## DATASET ROWS
☆ ☆ ☆ ☆
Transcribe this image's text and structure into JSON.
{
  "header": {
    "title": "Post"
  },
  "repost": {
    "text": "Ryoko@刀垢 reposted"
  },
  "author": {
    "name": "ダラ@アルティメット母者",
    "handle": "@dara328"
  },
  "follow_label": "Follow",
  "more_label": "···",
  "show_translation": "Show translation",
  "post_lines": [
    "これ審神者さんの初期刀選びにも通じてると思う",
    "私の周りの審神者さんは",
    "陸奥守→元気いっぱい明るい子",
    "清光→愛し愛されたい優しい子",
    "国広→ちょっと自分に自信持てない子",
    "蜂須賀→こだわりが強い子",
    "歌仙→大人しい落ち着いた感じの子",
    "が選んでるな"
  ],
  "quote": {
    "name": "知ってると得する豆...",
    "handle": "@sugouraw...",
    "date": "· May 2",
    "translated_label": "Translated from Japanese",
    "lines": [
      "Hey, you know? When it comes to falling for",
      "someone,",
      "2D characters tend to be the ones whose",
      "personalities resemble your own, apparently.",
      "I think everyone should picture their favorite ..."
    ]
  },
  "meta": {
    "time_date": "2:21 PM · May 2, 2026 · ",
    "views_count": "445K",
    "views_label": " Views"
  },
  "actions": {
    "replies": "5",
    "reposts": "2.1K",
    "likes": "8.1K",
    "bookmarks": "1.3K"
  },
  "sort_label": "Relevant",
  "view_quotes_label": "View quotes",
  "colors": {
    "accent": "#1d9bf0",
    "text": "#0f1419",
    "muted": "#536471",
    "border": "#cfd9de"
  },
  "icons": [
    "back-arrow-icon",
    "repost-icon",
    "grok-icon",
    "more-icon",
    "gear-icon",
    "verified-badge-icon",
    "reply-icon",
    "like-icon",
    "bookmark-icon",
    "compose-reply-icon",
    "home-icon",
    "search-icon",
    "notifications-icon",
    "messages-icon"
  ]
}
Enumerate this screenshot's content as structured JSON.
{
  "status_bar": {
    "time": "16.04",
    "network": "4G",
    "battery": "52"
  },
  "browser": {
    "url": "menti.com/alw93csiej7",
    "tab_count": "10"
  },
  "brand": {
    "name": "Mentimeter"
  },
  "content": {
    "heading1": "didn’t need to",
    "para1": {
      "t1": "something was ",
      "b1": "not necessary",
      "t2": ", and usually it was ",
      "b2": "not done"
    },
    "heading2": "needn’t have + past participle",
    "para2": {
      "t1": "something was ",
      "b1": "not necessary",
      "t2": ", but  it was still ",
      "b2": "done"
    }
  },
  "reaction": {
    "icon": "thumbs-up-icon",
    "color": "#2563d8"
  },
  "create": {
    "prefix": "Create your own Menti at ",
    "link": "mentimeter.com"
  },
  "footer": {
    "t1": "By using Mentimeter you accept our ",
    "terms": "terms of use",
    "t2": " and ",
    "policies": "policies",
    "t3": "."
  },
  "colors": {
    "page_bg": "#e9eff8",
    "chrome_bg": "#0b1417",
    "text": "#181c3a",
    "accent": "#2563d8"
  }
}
☆ ☆ ☆ ☆
Pick out lines containing the word "this", each one as written.

Transcribe this image's text and structure into JSON.
Enumerate this screenshot's content as structured JSON.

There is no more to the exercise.